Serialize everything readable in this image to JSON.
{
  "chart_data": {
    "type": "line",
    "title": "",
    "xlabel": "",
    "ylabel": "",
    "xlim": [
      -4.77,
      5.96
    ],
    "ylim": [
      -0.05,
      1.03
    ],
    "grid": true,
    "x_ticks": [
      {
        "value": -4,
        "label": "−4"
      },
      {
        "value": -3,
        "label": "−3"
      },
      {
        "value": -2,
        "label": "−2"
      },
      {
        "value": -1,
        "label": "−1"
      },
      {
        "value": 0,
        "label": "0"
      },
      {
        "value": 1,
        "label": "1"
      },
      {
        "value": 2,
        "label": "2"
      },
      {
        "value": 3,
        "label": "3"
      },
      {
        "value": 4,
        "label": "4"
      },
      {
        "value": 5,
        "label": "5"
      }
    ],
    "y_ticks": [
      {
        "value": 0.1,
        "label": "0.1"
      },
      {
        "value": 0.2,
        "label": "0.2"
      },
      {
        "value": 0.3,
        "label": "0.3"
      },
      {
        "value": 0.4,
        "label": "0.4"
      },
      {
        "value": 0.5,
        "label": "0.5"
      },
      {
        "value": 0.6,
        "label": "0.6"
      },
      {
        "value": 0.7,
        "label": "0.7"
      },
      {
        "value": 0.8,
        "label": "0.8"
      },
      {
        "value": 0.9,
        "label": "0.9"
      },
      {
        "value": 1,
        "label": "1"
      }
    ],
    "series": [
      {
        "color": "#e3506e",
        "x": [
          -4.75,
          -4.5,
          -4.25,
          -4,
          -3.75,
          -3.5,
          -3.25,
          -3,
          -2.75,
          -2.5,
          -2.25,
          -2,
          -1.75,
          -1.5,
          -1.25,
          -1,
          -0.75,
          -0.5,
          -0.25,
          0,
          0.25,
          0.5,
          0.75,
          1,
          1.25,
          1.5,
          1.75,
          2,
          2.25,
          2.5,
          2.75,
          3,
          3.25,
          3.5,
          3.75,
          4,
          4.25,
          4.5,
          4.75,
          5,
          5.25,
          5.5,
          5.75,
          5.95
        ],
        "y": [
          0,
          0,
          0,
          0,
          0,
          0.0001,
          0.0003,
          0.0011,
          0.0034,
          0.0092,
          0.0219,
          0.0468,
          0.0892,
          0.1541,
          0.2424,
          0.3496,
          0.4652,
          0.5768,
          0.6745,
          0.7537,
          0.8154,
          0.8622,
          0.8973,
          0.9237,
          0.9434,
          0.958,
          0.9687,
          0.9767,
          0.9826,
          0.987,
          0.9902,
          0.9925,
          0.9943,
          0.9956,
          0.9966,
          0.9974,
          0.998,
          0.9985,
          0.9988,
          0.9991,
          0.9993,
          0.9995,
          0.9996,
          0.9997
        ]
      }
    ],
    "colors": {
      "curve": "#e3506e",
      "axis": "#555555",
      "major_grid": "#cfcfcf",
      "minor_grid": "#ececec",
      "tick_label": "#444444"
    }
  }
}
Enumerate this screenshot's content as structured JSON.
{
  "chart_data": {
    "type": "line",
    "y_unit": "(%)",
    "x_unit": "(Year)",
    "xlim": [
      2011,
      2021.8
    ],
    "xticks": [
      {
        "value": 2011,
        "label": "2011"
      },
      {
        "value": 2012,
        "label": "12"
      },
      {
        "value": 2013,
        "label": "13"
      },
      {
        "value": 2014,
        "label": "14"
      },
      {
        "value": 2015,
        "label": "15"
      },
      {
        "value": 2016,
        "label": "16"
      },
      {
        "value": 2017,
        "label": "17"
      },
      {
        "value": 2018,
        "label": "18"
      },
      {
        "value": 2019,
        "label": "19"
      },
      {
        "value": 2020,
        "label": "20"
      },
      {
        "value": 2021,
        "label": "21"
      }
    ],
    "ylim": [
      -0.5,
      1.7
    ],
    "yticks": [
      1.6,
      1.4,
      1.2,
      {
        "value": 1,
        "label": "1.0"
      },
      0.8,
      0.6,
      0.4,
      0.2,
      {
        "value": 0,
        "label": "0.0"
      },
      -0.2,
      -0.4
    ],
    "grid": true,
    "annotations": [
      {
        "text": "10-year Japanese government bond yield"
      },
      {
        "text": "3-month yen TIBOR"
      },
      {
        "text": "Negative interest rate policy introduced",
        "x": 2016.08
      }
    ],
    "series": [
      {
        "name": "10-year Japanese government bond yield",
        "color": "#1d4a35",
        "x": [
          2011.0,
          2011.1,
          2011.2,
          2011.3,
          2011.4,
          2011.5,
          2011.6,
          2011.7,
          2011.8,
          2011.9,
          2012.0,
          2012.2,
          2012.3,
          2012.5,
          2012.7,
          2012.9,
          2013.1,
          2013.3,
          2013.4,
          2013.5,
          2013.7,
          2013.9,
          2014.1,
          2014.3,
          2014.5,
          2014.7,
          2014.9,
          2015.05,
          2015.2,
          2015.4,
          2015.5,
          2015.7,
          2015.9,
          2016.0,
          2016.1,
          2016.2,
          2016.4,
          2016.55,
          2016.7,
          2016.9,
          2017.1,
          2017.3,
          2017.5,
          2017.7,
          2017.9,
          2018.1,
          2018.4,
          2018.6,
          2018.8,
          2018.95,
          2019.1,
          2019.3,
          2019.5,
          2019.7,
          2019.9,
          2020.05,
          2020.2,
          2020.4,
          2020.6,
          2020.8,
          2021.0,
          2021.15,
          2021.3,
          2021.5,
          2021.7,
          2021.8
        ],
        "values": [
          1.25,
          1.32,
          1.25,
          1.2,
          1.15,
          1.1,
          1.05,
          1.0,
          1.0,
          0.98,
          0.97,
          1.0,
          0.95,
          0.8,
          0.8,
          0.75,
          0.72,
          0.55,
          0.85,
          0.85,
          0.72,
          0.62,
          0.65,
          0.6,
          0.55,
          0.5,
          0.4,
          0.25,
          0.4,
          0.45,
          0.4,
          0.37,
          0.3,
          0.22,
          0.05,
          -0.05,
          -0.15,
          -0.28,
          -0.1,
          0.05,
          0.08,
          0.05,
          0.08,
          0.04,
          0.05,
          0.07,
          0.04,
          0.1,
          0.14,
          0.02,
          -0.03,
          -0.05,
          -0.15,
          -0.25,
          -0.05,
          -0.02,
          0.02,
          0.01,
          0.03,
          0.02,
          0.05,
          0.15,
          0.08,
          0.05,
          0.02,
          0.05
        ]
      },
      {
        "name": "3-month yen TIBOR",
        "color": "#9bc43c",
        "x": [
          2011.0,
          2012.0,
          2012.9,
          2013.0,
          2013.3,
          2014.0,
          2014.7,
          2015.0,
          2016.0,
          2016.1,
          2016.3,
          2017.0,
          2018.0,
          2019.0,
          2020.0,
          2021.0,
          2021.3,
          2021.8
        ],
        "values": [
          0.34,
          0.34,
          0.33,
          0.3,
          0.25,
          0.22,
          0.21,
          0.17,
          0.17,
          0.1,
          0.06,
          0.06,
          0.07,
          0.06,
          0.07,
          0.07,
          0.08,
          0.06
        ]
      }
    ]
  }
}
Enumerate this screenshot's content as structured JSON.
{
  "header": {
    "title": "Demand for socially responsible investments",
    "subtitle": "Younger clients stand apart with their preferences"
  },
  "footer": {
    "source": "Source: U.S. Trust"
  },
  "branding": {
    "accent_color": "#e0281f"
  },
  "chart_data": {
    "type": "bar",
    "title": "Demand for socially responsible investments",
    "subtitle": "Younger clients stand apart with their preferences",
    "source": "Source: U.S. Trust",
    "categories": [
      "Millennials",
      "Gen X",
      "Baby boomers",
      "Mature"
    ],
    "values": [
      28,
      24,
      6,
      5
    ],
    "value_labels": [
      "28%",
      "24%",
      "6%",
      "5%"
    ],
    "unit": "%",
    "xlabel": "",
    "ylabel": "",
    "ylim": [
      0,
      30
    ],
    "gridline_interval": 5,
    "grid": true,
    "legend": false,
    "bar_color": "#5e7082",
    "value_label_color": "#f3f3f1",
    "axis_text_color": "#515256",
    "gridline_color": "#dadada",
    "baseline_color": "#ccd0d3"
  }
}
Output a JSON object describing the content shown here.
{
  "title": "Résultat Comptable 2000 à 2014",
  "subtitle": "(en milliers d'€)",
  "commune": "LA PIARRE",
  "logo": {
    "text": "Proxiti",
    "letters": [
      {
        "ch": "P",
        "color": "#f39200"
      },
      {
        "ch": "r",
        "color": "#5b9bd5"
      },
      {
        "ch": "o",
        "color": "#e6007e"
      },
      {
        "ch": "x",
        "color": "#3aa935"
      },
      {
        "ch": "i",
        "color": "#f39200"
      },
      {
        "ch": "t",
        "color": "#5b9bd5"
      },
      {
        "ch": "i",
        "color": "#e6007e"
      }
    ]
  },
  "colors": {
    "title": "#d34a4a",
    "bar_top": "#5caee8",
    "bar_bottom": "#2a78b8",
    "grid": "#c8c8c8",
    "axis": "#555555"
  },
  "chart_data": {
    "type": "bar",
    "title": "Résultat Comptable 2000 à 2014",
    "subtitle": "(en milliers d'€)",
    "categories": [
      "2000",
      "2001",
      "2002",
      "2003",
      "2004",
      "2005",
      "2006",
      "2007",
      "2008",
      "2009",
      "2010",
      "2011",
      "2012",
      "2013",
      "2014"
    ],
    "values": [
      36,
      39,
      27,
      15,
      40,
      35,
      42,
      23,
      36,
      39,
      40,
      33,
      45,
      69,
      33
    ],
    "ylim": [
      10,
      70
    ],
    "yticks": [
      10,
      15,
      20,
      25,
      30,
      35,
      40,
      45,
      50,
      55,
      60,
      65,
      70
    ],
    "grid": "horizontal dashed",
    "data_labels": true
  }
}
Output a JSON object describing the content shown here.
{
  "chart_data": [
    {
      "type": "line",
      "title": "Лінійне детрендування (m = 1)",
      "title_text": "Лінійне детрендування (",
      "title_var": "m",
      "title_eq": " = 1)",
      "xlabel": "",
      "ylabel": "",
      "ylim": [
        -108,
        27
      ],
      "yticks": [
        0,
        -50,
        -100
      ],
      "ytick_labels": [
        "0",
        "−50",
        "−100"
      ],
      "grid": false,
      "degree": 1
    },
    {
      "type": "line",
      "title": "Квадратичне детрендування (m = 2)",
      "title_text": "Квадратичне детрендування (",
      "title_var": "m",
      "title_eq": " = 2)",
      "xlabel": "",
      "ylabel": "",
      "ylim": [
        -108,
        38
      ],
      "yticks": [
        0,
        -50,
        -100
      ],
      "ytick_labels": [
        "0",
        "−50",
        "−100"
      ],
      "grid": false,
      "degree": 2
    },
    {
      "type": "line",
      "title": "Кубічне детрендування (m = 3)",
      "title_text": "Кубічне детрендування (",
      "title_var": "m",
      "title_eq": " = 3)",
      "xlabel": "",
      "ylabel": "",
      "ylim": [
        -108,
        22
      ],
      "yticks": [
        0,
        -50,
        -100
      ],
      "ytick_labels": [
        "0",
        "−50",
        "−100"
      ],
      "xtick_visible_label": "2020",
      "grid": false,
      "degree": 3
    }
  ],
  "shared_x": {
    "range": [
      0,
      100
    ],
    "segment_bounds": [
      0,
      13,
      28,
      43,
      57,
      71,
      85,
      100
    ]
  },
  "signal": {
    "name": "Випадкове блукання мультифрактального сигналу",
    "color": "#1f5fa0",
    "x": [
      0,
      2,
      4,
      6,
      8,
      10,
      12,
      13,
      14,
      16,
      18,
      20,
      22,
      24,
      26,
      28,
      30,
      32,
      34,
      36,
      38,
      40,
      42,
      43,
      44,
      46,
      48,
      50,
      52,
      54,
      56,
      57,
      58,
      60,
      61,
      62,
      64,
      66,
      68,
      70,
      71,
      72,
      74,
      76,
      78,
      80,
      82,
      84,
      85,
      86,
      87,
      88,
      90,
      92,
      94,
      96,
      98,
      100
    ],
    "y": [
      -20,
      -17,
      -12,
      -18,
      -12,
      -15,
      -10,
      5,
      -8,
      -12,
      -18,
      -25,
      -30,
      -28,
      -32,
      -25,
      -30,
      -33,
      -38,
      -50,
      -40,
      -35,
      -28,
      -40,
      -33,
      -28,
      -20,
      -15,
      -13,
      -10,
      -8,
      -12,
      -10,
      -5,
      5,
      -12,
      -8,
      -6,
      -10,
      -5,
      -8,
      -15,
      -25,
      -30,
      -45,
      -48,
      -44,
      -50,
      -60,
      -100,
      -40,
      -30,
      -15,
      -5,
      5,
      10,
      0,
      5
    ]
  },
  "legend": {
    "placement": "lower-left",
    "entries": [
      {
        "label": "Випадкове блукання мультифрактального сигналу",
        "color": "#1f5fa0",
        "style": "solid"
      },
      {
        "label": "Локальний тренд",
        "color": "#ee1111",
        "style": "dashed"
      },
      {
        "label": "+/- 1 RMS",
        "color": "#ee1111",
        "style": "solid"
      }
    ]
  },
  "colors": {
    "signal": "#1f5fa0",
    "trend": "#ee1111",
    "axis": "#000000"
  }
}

▸ Exercise description
Within the data above, pick out all lines holding the word "stand".

▸ Output for this task
    "subtitle": "Younger clients stand apart with their preferences"
    "subtitle": "Younger clients stand apart with their preferences",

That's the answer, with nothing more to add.